§ SELECTED EXCERPT:
:::::

11 messages in com.perforce.perforce-user[p4] build scripts
FromSent OnAttachments
Usha Rajesh18 Jun 2001 16:34 
Jeff A. Bowles18 Jun 2001 17:19 
Rick Macdonald18 Jun 2001 20:09 
Jeff A. Bowles18 Jun 2001 20:59 
Chuck Karish18 Jun 2001 21:26 
Paul C. Pharr18 Jun 2001 21:35 
Dave Lewis19 Jun 2001 07:56 
Rick Macdonald19 Jun 2001 08:19 
Ines Heinz19 Jun 2001 08:54 
Ines Heinz19 Jun 2001 09:00 
Stephen Vance19 Jun 2001 19:59 
Subject:[p4] build scripts
From:Chuck Karish (kar@well.com)
Date:06/18/2001 09:26:41 PM
List:com.perforce.perforce-user

(Disclaimer: I'm not Jeff.)

At 09:09 PM 6/18/2001 -0600, Rick Macdonald wrote:

On Mon, 18 Jun 2001, Jeff A. Bowles wrote:

p4 sync "#none" # the quotes are because rm -rf $WorkspaceArea

Jeff - every time you suggest this I'm tempted to ask you about it. This time I will!

Syncing to none and clearing the workspace (daily?) kinda implies superstition, or mistrust of people, software and/or systems (build scripts, makefiles, dependencies, or something).

You bet.

Either that or simply the actions of a busy guy who'd rather just be safe and never bothered.

That, too.

Or, ...what? A few words of support for this would be interesting and educational.

:::::

§ ACTIVITY A: Retype the build scripts message, starting at "Jeff - every" and ending at "and never bothered.".
§ ACTIVITY B: In the build scripts message, what disclaimer does Chuck Karish give at the start of his reply?
§ ACTIVITY C: Continue the build scripts message from its last sentence.
The data comes from a source unrelated to the build scripts message.

:::::

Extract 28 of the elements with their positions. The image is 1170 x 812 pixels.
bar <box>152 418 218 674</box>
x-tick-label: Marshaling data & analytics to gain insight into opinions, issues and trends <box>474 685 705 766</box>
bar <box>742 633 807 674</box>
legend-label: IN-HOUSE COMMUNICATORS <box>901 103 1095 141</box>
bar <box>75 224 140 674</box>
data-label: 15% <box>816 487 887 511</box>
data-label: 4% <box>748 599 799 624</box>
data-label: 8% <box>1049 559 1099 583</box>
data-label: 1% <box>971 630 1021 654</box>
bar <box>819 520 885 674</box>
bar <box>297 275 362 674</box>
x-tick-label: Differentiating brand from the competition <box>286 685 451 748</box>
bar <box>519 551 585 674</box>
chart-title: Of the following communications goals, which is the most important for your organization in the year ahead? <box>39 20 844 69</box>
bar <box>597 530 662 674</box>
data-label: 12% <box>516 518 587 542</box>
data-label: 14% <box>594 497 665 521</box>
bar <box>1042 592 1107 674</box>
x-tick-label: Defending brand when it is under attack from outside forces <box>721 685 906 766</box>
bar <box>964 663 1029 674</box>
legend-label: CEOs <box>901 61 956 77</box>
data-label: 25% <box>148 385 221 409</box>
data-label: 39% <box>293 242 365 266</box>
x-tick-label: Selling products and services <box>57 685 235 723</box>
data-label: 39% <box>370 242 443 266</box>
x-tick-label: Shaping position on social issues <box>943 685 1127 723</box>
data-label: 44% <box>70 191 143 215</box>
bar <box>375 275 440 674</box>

:::::

§ RESULT A:
Jeff - every time you suggest this I'm tempted to ask you about it. This time I will!

Syncing to none and clearing the workspace (daily?) kinda implies superstition, or mistrust of people, software and/or systems (build scripts, makefiles, dependencies, or something).

You bet.

Either that or simply the actions of a busy guy who'd rather just be safe and never bothered.

§ RESULT B: He states that he is not Jeff.

§ RESULT C:
...RickM...

A developer can pound away at the files in his or her own workspace until the code works, then check it in knowing that the functionality has been implemented.

The release engineer's task is a little bit different: to make sure that the engineer's intent is faithfully stored in the code repository and that it can be built starting with a blank slate. Someone who builds over and over in the same sandbox may not notice that the build depends on a file that happens to be there because a "clean" target doesn't remove it.

Building in a fresh, clean client workspace helps ensure that all developers will be able to build in their own workspaces. Testing against such builds guarantees that the required behavior is actually implemented by changes stored in the depot.